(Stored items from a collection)
===

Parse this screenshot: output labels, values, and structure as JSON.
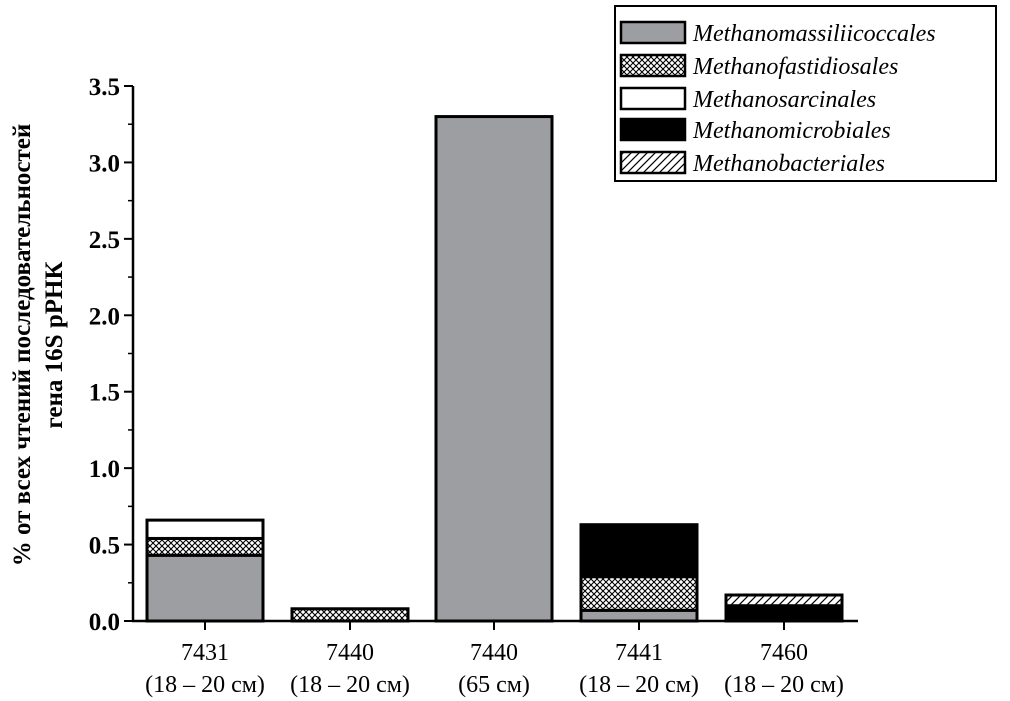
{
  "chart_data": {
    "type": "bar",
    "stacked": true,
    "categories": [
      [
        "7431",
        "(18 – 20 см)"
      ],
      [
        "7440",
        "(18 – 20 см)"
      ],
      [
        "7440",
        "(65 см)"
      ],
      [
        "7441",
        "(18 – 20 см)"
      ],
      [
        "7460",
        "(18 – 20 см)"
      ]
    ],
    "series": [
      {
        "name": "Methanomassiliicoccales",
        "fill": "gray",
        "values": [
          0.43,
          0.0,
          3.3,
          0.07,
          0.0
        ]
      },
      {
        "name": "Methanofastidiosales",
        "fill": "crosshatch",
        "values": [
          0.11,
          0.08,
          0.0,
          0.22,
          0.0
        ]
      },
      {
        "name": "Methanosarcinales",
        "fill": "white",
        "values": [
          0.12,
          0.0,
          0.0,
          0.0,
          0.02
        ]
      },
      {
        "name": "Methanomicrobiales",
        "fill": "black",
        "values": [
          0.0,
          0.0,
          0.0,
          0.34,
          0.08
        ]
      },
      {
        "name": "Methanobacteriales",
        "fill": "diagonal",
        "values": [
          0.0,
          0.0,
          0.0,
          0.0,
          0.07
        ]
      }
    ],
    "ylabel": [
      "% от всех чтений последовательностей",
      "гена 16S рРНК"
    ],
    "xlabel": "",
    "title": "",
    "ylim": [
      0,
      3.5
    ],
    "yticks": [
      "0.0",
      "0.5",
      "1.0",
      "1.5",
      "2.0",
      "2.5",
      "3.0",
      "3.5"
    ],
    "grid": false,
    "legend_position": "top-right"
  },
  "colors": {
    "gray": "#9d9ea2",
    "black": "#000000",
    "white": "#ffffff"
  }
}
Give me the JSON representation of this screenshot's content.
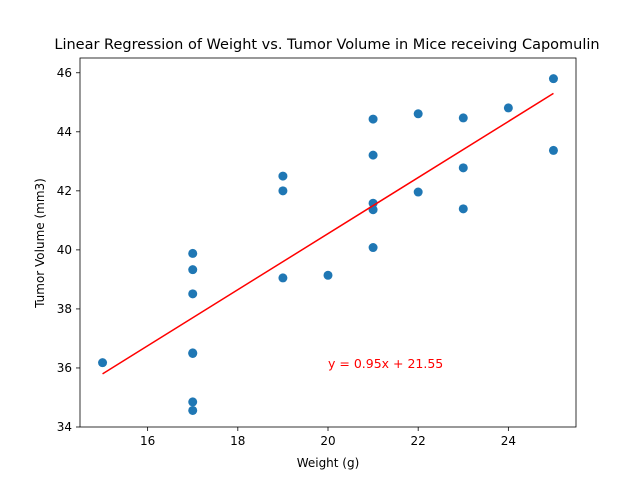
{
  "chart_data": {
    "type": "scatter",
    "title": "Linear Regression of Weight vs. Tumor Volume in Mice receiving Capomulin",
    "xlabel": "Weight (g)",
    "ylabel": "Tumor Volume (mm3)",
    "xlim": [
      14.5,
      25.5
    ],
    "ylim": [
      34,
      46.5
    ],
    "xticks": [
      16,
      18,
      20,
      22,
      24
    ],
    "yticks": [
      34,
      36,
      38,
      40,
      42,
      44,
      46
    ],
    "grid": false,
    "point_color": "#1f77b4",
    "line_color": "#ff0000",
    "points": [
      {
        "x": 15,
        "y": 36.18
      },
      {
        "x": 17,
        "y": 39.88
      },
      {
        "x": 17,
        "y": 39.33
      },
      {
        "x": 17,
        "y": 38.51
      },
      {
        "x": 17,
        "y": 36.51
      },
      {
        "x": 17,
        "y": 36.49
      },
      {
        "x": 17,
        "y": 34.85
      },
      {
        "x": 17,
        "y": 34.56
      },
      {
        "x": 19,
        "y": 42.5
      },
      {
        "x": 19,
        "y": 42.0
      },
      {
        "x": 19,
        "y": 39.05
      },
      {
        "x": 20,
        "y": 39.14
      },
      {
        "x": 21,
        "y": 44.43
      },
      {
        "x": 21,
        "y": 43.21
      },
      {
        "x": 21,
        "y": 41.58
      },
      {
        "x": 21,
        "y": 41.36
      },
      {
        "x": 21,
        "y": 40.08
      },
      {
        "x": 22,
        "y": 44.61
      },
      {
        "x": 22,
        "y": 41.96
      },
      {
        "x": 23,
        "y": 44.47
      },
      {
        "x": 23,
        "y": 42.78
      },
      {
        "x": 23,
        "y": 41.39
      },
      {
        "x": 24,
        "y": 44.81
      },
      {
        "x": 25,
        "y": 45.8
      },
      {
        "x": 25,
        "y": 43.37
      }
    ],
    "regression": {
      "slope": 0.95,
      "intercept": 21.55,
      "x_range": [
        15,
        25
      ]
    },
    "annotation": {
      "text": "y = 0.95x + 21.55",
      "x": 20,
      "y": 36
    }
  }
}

===

How to complete this task:
From the records above, return each line that includes "title".

Answer section:
    "title": "",
    "title": "Linear Regression of Weight vs. Tumor Volume in Mice receiving Capomulin",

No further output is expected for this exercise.